_WHAT TO WORK ON_.
Quote every line as given.

_Source data_.

#####

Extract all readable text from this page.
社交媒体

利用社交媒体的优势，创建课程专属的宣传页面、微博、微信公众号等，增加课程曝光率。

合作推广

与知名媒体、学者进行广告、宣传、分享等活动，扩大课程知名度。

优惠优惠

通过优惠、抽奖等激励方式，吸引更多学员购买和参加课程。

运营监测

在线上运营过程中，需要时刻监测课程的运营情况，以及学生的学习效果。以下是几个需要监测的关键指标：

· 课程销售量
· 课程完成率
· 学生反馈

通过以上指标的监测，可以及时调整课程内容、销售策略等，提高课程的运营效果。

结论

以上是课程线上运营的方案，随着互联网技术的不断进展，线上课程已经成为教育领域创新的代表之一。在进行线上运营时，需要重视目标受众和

#####

_THE ANSWER_.
Extract all readable text from this page.
社交媒体

利用社交媒体的优势，创建课程专属的宣传页面、微博、微信公众号等，增加课程曝光率。

合作推广

与知名媒体、学者进行广告、宣传、分享等活动，扩大课程知名度。

优惠优惠

通过优惠、抽奖等激励方式，吸引更多学员购买和参加课程。

运营监测

在线上运营过程中，需要时刻监测课程的运营情况，以及学生的学习效果。以下是几个需要监测的关键指标：

· 课程销售量
· 课程完成率
· 学生反馈

通过以上指标的监测，可以及时调整课程内容、销售策略等，提高课程的运营效果。

结论

以上是课程线上运营的方案，随着互联网技术的不断进展，线上课程已经成为教育领域创新的代表之一。在进行线上运营时，需要重视目标受众和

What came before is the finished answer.